Given request: Examine the records and identify each line that includes the string "name". Copy those lines.

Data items
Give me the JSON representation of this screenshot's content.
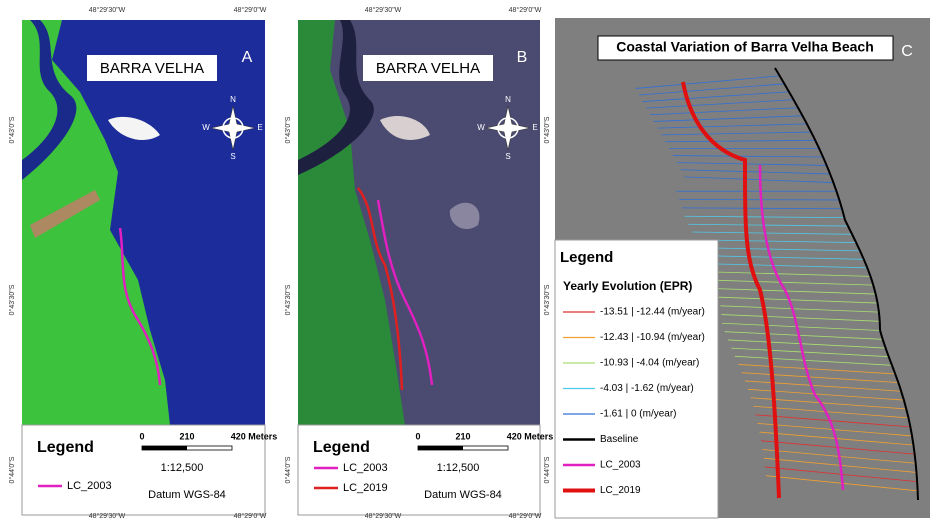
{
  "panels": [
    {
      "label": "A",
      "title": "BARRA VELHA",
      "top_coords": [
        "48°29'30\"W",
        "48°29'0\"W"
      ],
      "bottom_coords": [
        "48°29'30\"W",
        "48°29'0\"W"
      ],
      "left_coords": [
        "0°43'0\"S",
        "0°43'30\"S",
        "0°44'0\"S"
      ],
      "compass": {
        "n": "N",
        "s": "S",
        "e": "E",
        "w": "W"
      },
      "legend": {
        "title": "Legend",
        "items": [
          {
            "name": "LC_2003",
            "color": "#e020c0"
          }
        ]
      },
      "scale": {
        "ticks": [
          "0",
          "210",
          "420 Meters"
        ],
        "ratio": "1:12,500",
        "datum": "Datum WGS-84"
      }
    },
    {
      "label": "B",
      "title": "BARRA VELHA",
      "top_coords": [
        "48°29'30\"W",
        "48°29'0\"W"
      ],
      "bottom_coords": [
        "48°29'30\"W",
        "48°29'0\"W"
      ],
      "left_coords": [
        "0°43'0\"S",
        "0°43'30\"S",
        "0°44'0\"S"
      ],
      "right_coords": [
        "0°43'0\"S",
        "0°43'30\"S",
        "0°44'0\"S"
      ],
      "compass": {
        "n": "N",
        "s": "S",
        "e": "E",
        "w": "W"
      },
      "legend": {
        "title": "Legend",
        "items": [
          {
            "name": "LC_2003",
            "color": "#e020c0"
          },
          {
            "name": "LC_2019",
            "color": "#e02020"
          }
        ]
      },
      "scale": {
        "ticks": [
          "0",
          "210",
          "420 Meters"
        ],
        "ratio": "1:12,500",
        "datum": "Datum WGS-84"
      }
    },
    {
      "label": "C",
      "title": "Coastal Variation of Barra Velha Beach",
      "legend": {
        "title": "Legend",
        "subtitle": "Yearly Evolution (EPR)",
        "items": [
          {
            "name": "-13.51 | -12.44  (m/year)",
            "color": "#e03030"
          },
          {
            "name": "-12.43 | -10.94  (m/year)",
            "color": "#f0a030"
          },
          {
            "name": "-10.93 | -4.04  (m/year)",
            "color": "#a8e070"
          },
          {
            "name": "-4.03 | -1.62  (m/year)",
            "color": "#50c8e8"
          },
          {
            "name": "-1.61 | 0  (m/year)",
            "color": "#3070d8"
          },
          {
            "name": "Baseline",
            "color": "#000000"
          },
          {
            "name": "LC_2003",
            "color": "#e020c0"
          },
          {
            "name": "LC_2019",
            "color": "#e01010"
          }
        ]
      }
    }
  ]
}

Answer for this exercise:
            "name": "LC_2003",
            "name": "LC_2003",
            "name": "LC_2019",
            "name": "-13.51 | -12.44  (m/year)",
            "name": "-12.43 | -10.94  (m/year)",
            "name": "-10.93 | -4.04  (m/year)",
            "name": "-4.03 | -1.62  (m/year)",
            "name": "-1.61 | 0  (m/year)",
            "name": "Baseline",
            "name": "LC_2003",
            "name": "LC_2019",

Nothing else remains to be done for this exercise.